ЗАДАНИЕ:
Перепишете текст о возвышении Москвы, переименовав «крестьян» в «горожан»? Начните с места, где стоит «2. Классовая заинтересованность», и остановитесь после «извилиной в мозгу.».
::: ЦИТИРУЕМЫЙ ТЕКСТ
30 декабря 2019 г. Просмотров: 1673
Протоиерей Александр Захаров. Избранные места из "НАРОДНОЙ МОНАРХИИ" И.Л. Солоневича
Эти причины занимают видное место во всех курсах русской истории. Почему, в самом деле, Москва? Почему центром для народно-освободительной борьбы и объединения Руси не стал, например, Новгород, который был по всем экономическим показателям выше Москвы, да к тому же и татарским разгромам не подвергался?.. Ответы даются самые разнообразные.
Разбор исторических объяснений причин возвышения Москвы, я начну с марксистских.
Советская "История СССР" формулирует причины объединения Руси вокруг Москвы следующим образом. Объединение произошло потому, что были налицо:
1. Экономическое развитие русских земель, выразившееся в появлении общественного разделения труда и товарного обращения, в силу чего усиливались экономические связи между отдельными городами и землями.
2. Классовая заинтересованность феодальных земельных собственников в создании сильной верховной власти, способной подавить сопротивление крестьян.
Марксистские объяснения любых исторических событий и процессов производят впечатление, что они написаны для людей с одной извилиной в мозгу.
Рассмотрим лишь второй пункт. Вспоминаем, что происходило в реальной истории с "классовой заинтересованностью феодальных собственников". Боголюбский начал с разгрома этих "собственников"; его преемники имели с этими "феодальными собственниками" гражданскую войну, в которой также взяли верх. Москва с самого начала решительно пресекала всякие "феодальные" начинания. Иван Грозный "феодалов" разгромил в пух и прах.
x x x
Марксистские историки могут спокойно и уверенно нести любую околесицу, когда за их спиной ГПУ – попробуйте возразить!
"Буржуазным" историкам сложнее. Марксистского объяснения они привести не могут, ибо, не защищенное ГПУ и Главлитом, оно будет немедленно высмеяно и разгромлено. Но и их привлекают материалистические объяснения: они наиболее просты. Так, и Ключевский не смог удержаться от "географии":
"В Москву, как в центральный водоем, со всех концов русской земли, угрожаемой внешними врагами, стекались народные силы, благодаря ее географическому положению"...
А в шестидесяти верстах от этого "центрального водоема" начиналось "дикое поле" – правый берег Оки, на котором властвовали татарские шайки. В восьмидесяти верстах к западу начиналась Литва. Верстах в ста к востоку – на территории сегодняшней Рязанской губернии сидели еще дикие "мещеряки", то принимавшее посильное участие в татарских набегах, то бунтовавшие и грабившие сами по себе... Если бы страна выбирала "центральный водоем", то и Тверь и, тем более, Ярославль были бы в безмерно лучшем положении, не говоря уже о Новгороде.
::::::
::: ВЫДЕРЖКИ ИЗ СПИСКА
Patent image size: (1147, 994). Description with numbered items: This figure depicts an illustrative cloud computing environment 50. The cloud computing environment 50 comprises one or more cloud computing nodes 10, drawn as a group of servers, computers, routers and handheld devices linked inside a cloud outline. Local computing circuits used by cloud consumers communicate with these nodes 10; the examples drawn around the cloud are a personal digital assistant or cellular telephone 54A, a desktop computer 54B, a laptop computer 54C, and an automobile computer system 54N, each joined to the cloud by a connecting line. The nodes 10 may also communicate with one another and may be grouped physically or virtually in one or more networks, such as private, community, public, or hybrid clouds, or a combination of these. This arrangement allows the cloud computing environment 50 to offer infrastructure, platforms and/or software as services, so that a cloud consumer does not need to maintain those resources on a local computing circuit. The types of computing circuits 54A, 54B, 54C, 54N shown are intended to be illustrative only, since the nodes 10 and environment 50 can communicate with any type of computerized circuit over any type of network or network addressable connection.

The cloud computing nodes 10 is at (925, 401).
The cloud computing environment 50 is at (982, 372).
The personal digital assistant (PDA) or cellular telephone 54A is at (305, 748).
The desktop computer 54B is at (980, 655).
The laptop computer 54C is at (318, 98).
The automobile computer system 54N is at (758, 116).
::::::
ПРАВИЛЬНЫЙ ОТВЕТ:
2. Классовая заинтересованность феодальных земельных собственников в создании сильной верховной власти, способной подавить сопротивление горожан.
Марксистские объяснения любых исторических событий и процессов производят впечатление, что они написаны для людей с одной извилиной в мозгу.